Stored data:
◇ ◇ ◇ ◇

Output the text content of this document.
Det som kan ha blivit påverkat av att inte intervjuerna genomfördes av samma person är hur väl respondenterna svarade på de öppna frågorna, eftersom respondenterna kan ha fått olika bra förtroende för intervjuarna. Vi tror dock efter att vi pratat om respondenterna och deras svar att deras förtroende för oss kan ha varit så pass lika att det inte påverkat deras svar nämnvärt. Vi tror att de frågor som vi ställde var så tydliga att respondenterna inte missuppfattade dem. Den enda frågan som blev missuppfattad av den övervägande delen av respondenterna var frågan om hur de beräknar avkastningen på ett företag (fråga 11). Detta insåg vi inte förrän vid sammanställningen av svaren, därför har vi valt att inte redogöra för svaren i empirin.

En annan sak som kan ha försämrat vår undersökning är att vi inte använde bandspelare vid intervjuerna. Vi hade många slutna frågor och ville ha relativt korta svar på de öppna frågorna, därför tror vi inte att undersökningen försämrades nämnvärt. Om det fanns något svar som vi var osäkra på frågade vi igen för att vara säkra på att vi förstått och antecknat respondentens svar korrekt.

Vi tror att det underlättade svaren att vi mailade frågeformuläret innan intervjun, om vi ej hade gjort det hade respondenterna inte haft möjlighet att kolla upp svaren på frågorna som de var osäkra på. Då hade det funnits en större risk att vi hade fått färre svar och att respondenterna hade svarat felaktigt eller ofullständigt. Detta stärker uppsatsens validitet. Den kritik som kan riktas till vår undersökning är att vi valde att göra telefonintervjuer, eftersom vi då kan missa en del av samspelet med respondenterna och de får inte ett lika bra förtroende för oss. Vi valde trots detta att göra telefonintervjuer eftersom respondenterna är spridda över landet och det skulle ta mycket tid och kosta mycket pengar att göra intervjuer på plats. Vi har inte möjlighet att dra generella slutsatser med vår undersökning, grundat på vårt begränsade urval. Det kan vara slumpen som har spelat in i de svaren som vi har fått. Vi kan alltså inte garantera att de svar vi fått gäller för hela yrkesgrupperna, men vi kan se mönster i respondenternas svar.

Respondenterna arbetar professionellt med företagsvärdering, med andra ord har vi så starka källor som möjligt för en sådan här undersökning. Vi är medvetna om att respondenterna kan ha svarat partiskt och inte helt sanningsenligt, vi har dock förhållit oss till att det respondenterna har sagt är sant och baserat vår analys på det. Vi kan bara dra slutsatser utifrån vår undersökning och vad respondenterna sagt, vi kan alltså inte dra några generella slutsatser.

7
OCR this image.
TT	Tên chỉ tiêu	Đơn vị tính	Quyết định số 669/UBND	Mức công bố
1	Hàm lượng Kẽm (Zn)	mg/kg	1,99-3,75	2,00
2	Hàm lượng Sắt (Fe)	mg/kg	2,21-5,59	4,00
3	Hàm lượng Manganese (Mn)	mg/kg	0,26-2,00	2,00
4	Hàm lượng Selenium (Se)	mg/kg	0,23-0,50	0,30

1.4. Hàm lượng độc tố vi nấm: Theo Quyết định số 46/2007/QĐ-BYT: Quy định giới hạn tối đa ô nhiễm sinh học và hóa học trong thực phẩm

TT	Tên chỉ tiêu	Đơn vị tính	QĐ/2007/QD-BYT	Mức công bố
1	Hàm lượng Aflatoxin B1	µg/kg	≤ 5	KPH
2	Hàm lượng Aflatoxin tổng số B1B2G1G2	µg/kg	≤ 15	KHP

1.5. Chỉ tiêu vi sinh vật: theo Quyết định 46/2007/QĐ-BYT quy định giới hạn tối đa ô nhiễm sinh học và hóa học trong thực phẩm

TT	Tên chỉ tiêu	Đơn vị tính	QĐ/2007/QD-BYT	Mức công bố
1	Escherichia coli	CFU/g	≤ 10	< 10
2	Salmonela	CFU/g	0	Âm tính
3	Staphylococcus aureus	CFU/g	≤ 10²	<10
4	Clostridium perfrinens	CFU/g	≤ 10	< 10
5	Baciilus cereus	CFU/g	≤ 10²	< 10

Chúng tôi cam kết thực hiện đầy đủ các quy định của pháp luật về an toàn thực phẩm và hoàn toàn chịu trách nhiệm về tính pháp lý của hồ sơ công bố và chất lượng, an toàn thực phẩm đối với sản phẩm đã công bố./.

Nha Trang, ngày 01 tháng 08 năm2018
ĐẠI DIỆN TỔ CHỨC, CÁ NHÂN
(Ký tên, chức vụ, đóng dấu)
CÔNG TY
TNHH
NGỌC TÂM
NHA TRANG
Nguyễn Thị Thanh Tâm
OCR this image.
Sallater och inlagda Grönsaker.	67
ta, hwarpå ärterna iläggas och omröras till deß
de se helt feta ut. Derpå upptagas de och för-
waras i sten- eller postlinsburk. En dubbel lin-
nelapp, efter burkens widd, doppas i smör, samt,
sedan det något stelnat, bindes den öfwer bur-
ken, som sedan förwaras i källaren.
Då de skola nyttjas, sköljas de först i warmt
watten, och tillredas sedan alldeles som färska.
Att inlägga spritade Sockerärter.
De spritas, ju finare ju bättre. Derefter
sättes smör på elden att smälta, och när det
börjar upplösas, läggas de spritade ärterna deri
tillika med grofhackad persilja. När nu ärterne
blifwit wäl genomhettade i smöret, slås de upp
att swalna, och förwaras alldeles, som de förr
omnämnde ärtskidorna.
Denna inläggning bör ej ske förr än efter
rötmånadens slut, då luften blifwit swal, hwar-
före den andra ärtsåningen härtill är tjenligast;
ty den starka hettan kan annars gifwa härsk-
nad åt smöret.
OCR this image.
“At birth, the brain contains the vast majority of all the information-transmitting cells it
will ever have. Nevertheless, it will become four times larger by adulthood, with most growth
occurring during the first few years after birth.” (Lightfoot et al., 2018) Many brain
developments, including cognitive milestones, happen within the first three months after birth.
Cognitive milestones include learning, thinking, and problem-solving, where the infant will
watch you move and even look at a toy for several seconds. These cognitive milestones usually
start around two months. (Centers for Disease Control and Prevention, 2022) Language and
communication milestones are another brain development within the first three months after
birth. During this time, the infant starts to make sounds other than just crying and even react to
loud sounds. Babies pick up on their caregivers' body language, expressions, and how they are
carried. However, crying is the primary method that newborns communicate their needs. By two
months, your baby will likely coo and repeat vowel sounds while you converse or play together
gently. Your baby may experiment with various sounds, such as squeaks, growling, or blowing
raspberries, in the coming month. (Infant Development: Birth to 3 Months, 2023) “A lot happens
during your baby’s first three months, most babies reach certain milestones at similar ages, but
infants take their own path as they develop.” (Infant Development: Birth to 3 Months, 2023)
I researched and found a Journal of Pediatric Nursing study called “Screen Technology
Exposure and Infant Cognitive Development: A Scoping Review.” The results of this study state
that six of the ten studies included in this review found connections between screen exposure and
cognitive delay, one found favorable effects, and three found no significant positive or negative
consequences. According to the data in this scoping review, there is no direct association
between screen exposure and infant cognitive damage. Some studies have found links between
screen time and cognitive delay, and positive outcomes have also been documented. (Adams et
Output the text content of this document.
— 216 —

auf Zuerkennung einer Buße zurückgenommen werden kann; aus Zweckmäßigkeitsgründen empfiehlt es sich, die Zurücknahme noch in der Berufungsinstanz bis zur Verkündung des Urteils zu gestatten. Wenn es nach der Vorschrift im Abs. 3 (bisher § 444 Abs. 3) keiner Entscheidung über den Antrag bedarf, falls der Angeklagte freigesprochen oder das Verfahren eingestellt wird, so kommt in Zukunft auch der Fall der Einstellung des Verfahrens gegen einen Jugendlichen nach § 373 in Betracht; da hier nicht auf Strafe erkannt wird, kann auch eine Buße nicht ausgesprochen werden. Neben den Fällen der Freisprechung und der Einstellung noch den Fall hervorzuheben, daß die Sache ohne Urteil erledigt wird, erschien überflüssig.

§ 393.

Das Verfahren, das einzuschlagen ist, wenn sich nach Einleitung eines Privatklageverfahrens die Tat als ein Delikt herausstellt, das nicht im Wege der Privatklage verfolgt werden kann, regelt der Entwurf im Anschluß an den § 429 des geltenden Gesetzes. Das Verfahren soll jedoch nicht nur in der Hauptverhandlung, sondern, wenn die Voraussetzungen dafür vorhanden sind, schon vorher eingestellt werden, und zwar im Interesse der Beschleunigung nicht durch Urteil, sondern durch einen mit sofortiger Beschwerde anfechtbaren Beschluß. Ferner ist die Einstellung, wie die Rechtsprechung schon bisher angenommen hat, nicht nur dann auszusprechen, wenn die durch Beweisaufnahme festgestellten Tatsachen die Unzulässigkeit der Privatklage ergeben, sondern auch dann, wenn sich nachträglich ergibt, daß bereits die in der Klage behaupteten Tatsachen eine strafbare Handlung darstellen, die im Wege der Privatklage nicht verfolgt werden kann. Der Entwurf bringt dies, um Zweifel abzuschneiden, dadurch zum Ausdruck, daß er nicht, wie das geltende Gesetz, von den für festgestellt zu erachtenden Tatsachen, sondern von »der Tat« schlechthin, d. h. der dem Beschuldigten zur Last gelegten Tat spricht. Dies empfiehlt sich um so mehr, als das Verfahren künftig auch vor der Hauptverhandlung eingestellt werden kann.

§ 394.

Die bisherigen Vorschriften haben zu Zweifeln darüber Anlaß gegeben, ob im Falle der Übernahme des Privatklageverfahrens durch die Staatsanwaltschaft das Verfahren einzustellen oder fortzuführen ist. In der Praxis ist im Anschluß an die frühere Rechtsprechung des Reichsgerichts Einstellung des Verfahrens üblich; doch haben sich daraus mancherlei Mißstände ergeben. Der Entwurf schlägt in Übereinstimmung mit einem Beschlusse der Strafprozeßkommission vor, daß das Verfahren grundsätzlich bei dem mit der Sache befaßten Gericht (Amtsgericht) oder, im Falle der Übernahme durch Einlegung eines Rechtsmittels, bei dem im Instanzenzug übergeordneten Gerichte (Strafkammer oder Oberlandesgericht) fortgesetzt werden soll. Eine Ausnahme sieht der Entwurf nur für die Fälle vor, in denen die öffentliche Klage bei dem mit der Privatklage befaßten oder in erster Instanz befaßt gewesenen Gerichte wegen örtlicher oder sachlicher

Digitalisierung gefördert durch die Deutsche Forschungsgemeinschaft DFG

◇ ◇ ◇ ◇

Exercise directions >>
For the string "smöret", filter the data and copy out each line where it occurs.

Exercise response >>
blifwit wäl genomhettade i smöret, slås de upp
nad åt smöret.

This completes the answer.